▶ [DATA EXTRACT]:
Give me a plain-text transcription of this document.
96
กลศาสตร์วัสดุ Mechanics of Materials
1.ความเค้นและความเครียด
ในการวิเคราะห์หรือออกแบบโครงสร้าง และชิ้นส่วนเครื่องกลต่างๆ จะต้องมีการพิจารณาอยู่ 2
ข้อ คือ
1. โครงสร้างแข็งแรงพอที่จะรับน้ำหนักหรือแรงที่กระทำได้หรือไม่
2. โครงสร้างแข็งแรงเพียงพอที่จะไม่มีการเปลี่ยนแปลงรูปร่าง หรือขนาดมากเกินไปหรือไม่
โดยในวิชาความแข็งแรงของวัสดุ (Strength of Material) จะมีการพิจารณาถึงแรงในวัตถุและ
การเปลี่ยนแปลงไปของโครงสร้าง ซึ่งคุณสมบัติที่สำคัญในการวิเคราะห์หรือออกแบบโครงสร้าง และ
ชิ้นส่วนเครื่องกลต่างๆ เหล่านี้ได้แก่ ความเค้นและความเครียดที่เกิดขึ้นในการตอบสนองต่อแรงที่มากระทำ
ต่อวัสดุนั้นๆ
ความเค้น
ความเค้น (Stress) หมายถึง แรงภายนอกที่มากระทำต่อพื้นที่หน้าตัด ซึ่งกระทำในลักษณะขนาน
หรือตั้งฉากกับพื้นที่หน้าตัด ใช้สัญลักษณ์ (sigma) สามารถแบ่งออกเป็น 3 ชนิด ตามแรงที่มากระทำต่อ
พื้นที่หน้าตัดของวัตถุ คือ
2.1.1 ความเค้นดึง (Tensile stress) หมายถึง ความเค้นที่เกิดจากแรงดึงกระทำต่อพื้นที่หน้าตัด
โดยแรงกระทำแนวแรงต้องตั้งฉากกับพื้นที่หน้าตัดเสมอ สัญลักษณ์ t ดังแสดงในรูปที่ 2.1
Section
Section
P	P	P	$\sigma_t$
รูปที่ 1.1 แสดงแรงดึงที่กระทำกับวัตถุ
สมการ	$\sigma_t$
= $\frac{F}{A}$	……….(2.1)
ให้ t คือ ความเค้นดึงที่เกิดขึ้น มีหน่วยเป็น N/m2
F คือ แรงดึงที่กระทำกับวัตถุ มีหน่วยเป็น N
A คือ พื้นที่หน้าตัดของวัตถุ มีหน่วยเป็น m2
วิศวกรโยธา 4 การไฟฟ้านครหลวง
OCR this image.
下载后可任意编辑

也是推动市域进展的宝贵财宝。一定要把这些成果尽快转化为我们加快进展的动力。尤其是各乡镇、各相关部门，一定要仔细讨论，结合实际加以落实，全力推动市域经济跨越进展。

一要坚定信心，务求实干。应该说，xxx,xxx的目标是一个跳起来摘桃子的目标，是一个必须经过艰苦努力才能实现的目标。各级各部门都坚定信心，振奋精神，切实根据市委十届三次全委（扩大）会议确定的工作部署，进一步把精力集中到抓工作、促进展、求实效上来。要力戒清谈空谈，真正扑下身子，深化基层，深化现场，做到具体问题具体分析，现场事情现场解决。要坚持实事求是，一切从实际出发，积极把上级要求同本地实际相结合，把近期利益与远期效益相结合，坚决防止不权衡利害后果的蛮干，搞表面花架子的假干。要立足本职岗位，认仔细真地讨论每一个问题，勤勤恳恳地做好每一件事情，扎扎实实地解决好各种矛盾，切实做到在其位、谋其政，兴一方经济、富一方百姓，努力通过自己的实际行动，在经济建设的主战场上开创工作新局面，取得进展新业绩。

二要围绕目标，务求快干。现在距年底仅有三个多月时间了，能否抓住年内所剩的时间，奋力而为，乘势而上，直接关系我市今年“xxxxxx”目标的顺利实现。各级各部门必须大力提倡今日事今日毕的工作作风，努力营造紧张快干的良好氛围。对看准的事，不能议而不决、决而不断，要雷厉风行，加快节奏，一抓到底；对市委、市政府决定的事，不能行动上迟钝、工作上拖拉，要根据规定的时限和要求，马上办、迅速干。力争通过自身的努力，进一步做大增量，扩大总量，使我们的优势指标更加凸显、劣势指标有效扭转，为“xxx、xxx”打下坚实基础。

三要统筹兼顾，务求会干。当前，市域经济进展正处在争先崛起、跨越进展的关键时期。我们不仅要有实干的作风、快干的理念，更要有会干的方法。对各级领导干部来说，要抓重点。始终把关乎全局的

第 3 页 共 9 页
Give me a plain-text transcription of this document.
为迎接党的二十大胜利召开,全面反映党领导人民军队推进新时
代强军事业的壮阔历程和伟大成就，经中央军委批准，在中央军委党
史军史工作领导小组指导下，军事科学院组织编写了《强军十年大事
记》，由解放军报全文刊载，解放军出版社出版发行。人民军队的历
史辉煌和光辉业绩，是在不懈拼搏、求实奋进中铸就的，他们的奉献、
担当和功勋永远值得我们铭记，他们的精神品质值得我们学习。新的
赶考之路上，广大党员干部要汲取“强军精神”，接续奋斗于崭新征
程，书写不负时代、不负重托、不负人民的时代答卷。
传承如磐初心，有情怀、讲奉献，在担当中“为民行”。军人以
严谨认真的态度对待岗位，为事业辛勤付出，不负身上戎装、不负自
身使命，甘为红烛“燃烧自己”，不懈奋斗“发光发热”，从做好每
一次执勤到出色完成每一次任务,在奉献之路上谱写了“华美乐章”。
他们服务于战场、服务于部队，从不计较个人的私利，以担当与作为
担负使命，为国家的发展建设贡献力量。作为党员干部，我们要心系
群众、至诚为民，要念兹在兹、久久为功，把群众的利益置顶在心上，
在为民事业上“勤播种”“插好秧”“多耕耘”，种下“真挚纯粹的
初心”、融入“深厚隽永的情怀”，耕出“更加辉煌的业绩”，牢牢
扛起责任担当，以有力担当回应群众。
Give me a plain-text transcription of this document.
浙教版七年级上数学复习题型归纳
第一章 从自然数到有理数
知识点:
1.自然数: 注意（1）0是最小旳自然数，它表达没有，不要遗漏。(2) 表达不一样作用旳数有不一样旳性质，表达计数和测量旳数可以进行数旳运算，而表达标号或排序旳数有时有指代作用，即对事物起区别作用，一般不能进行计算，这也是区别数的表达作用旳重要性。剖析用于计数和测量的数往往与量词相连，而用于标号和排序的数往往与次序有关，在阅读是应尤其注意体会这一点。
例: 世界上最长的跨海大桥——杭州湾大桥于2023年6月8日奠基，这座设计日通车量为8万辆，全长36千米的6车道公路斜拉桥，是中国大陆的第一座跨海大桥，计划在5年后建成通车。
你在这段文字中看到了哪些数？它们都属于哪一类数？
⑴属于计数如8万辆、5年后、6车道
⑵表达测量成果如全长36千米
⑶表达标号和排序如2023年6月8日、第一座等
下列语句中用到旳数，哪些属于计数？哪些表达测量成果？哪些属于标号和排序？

▶ [EXERCISE]:
Print all of the data exactly as it was given.

▶ [RESPONSE FOR THIS EXERCISE]:
Give me a plain-text transcription of this document.
96
กลศาสตร์วัสดุ Mechanics of Materials
1.ความเค้นและความเครียด
ในการวิเคราะห์หรือออกแบบโครงสร้าง และชิ้นส่วนเครื่องกลต่างๆ จะต้องมีการพิจารณาอยู่ 2
ข้อ คือ
1. โครงสร้างแข็งแรงพอที่จะรับน้ำหนักหรือแรงที่กระทำได้หรือไม่
2. โครงสร้างแข็งแรงเพียงพอที่จะไม่มีการเปลี่ยนแปลงรูปร่าง หรือขนาดมากเกินไปหรือไม่
โดยในวิชาความแข็งแรงของวัสดุ (Strength of Material) จะมีการพิจารณาถึงแรงในวัตถุและ
การเปลี่ยนแปลงไปของโครงสร้าง ซึ่งคุณสมบัติที่สำคัญในการวิเคราะห์หรือออกแบบโครงสร้าง และ
ชิ้นส่วนเครื่องกลต่างๆ เหล่านี้ได้แก่ ความเค้นและความเครียดที่เกิดขึ้นในการตอบสนองต่อแรงที่มากระทำ
ต่อวัสดุนั้นๆ
ความเค้น
ความเค้น (Stress) หมายถึง แรงภายนอกที่มากระทำต่อพื้นที่หน้าตัด ซึ่งกระทำในลักษณะขนาน
หรือตั้งฉากกับพื้นที่หน้าตัด ใช้สัญลักษณ์ (sigma) สามารถแบ่งออกเป็น 3 ชนิด ตามแรงที่มากระทำต่อ
พื้นที่หน้าตัดของวัตถุ คือ
2.1.1 ความเค้นดึง (Tensile stress) หมายถึง ความเค้นที่เกิดจากแรงดึงกระทำต่อพื้นที่หน้าตัด
โดยแรงกระทำแนวแรงต้องตั้งฉากกับพื้นที่หน้าตัดเสมอ สัญลักษณ์ t ดังแสดงในรูปที่ 2.1
Section
Section
P	P	P	$\sigma_t$
รูปที่ 1.1 แสดงแรงดึงที่กระทำกับวัตถุ
สมการ	$\sigma_t$
= $\frac{F}{A}$	……….(2.1)
ให้ t คือ ความเค้นดึงที่เกิดขึ้น มีหน่วยเป็น N/m2
F คือ แรงดึงที่กระทำกับวัตถุ มีหน่วยเป็น N
A คือ พื้นที่หน้าตัดของวัตถุ มีหน่วยเป็น m2
วิศวกรโยธา 4 การไฟฟ้านครหลวง
OCR this image.
下载后可任意编辑

也是推动市域进展的宝贵财宝。一定要把这些成果尽快转化为我们加快进展的动力。尤其是各乡镇、各相关部门，一定要仔细讨论，结合实际加以落实，全力推动市域经济跨越进展。

一要坚定信心，务求实干。应该说，xxx,xxx的目标是一个跳起来摘桃子的目标，是一个必须经过艰苦努力才能实现的目标。各级各部门都坚定信心，振奋精神，切实根据市委十届三次全委（扩大）会议确定的工作部署，进一步把精力集中到抓工作、促进展、求实效上来。要力戒清谈空谈，真正扑下身子，深化基层，深化现场，做到具体问题具体分析，现场事情现场解决。要坚持实事求是，一切从实际出发，积极把上级要求同本地实际相结合，把近期利益与远期效益相结合，坚决防止不权衡利害后果的蛮干，搞表面花架子的假干。要立足本职岗位，认仔细真地讨论每一个问题，勤勤恳恳地做好每一件事情，扎扎实实地解决好各种矛盾，切实做到在其位、谋其政，兴一方经济、富一方百姓，努力通过自己的实际行动，在经济建设的主战场上开创工作新局面，取得进展新业绩。

二要围绕目标，务求快干。现在距年底仅有三个多月时间了，能否抓住年内所剩的时间，奋力而为，乘势而上，直接关系我市今年“xxxxxx”目标的顺利实现。各级各部门必须大力提倡今日事今日毕的工作作风，努力营造紧张快干的良好氛围。对看准的事，不能议而不决、决而不断，要雷厉风行，加快节奏，一抓到底；对市委、市政府决定的事，不能行动上迟钝、工作上拖拉，要根据规定的时限和要求，马上办、迅速干。力争通过自身的努力，进一步做大增量，扩大总量，使我们的优势指标更加凸显、劣势指标有效扭转，为“xxx、xxx”打下坚实基础。

三要统筹兼顾，务求会干。当前，市域经济进展正处在争先崛起、跨越进展的关键时期。我们不仅要有实干的作风、快干的理念，更要有会干的方法。对各级领导干部来说，要抓重点。始终把关乎全局的

第 3 页 共 9 页
Give me a plain-text transcription of this document.
为迎接党的二十大胜利召开,全面反映党领导人民军队推进新时
代强军事业的壮阔历程和伟大成就，经中央军委批准，在中央军委党
史军史工作领导小组指导下，军事科学院组织编写了《强军十年大事
记》，由解放军报全文刊载，解放军出版社出版发行。人民军队的历
史辉煌和光辉业绩，是在不懈拼搏、求实奋进中铸就的，他们的奉献、
担当和功勋永远值得我们铭记，他们的精神品质值得我们学习。新的
赶考之路上，广大党员干部要汲取“强军精神”，接续奋斗于崭新征
程，书写不负时代、不负重托、不负人民的时代答卷。
传承如磐初心，有情怀、讲奉献，在担当中“为民行”。军人以
严谨认真的态度对待岗位，为事业辛勤付出，不负身上戎装、不负自
身使命，甘为红烛“燃烧自己”，不懈奋斗“发光发热”，从做好每
一次执勤到出色完成每一次任务,在奉献之路上谱写了“华美乐章”。
他们服务于战场、服务于部队，从不计较个人的私利，以担当与作为
担负使命，为国家的发展建设贡献力量。作为党员干部，我们要心系
群众、至诚为民，要念兹在兹、久久为功，把群众的利益置顶在心上，
在为民事业上“勤播种”“插好秧”“多耕耘”，种下“真挚纯粹的
初心”、融入“深厚隽永的情怀”，耕出“更加辉煌的业绩”，牢牢
扛起责任担当，以有力担当回应群众。
Give me a plain-text transcription of this document.
浙教版七年级上数学复习题型归纳
第一章 从自然数到有理数
知识点:
1.自然数: 注意（1）0是最小旳自然数，它表达没有，不要遗漏。(2) 表达不一样作用旳数有不一样旳性质，表达计数和测量旳数可以进行数旳运算，而表达标号或排序旳数有时有指代作用，即对事物起区别作用，一般不能进行计算，这也是区别数的表达作用旳重要性。剖析用于计数和测量的数往往与量词相连，而用于标号和排序的数往往与次序有关，在阅读是应尤其注意体会这一点。
例: 世界上最长的跨海大桥——杭州湾大桥于2023年6月8日奠基，这座设计日通车量为8万辆，全长36千米的6车道公路斜拉桥，是中国大陆的第一座跨海大桥，计划在5年后建成通车。
你在这段文字中看到了哪些数？它们都属于哪一类数？
⑴属于计数如8万辆、5年后、6车道
⑵表达测量成果如全长36千米
⑶表达标号和排序如2023年6月8日、第一座等
下列语句中用到旳数，哪些属于计数？哪些表达测量成果？哪些属于标号和排序？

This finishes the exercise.